* **Written request**
Your task is to extract every line from the material below exactly.

* **Information provided**

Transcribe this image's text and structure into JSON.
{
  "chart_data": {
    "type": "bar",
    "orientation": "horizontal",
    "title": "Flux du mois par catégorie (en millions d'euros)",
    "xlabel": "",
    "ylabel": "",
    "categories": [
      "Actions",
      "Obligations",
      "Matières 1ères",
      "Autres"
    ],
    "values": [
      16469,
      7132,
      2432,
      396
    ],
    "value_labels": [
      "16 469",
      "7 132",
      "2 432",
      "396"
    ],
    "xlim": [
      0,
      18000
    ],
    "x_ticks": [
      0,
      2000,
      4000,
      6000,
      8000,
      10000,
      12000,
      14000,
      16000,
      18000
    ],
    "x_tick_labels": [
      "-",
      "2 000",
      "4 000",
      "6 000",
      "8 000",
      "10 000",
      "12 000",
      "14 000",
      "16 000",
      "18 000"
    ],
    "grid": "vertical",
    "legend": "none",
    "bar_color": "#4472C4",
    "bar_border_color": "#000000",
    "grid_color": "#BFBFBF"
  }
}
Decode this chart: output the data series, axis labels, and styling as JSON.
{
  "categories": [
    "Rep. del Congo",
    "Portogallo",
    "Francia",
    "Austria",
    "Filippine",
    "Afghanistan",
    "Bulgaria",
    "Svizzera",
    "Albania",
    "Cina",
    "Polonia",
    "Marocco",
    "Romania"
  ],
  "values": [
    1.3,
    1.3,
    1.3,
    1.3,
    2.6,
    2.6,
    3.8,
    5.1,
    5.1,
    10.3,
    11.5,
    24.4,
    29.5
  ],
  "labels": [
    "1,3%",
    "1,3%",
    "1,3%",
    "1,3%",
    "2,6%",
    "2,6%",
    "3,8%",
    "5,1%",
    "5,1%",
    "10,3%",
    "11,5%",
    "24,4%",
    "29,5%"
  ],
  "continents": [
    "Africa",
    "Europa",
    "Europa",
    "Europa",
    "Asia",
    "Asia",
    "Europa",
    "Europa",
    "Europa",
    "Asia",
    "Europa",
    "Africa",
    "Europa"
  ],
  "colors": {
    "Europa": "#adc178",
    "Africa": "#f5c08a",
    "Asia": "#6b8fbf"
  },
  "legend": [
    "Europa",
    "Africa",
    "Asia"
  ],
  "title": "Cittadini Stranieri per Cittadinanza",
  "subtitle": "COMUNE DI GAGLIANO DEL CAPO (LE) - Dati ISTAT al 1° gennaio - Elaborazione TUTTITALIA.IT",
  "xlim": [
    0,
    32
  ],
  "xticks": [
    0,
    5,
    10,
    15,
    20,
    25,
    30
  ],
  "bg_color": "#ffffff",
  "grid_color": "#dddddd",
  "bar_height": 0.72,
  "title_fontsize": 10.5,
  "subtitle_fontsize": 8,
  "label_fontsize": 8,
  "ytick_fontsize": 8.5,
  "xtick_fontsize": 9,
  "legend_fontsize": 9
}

* **Reply**
Transcribe this image's text and structure into JSON.
{
  "chart_data": {
    "type": "bar",
    "orientation": "horizontal",
    "title": "Flux du mois par catégorie (en millions d'euros)",
    "xlabel": "",
    "ylabel": "",
    "categories": [
      "Actions",
      "Obligations",
      "Matières 1ères",
      "Autres"
    ],
    "values": [
      16469,
      7132,
      2432,
      396
    ],
    "value_labels": [
      "16 469",
      "7 132",
      "2 432",
      "396"
    ],
    "xlim": [
      0,
      18000
    ],
    "x_ticks": [
      0,
      2000,
      4000,
      6000,
      8000,
      10000,
      12000,
      14000,
      16000,
      18000
    ],
    "x_tick_labels": [
      "-",
      "2 000",
      "4 000",
      "6 000",
      "8 000",
      "10 000",
      "12 000",
      "14 000",
      "16 000",
      "18 000"
    ],
    "grid": "vertical",
    "legend": "none",
    "bar_color": "#4472C4",
    "bar_border_color": "#000000",
    "grid_color": "#BFBFBF"
  }
}
Decode this chart: output the data series, axis labels, and styling as JSON.
{
  "categories": [
    "Rep. del Congo",
    "Portogallo",
    "Francia",
    "Austria",
    "Filippine",
    "Afghanistan",
    "Bulgaria",
    "Svizzera",
    "Albania",
    "Cina",
    "Polonia",
    "Marocco",
    "Romania"
  ],
  "values": [
    1.3,
    1.3,
    1.3,
    1.3,
    2.6,
    2.6,
    3.8,
    5.1,
    5.1,
    10.3,
    11.5,
    24.4,
    29.5
  ],
  "labels": [
    "1,3%",
    "1,3%",
    "1,3%",
    "1,3%",
    "2,6%",
    "2,6%",
    "3,8%",
    "5,1%",
    "5,1%",
    "10,3%",
    "11,5%",
    "24,4%",
    "29,5%"
  ],
  "continents": [
    "Africa",
    "Europa",
    "Europa",
    "Europa",
    "Asia",
    "Asia",
    "Europa",
    "Europa",
    "Europa",
    "Asia",
    "Europa",
    "Africa",
    "Europa"
  ],
  "colors": {
    "Europa": "#adc178",
    "Africa": "#f5c08a",
    "Asia": "#6b8fbf"
  },
  "legend": [
    "Europa",
    "Africa",
    "Asia"
  ],
  "title": "Cittadini Stranieri per Cittadinanza",
  "subtitle": "COMUNE DI GAGLIANO DEL CAPO (LE) - Dati ISTAT al 1° gennaio - Elaborazione TUTTITALIA.IT",
  "xlim": [
    0,
    32
  ],
  "xticks": [
    0,
    5,
    10,
    15,
    20,
    25,
    30
  ],
  "bg_color": "#ffffff",
  "grid_color": "#dddddd",
  "bar_height": 0.72,
  "title_fontsize": 10.5,
  "subtitle_fontsize": 8,
  "label_fontsize": 8,
  "ytick_fontsize": 8.5,
  "xtick_fontsize": 9,
  "legend_fontsize": 9
}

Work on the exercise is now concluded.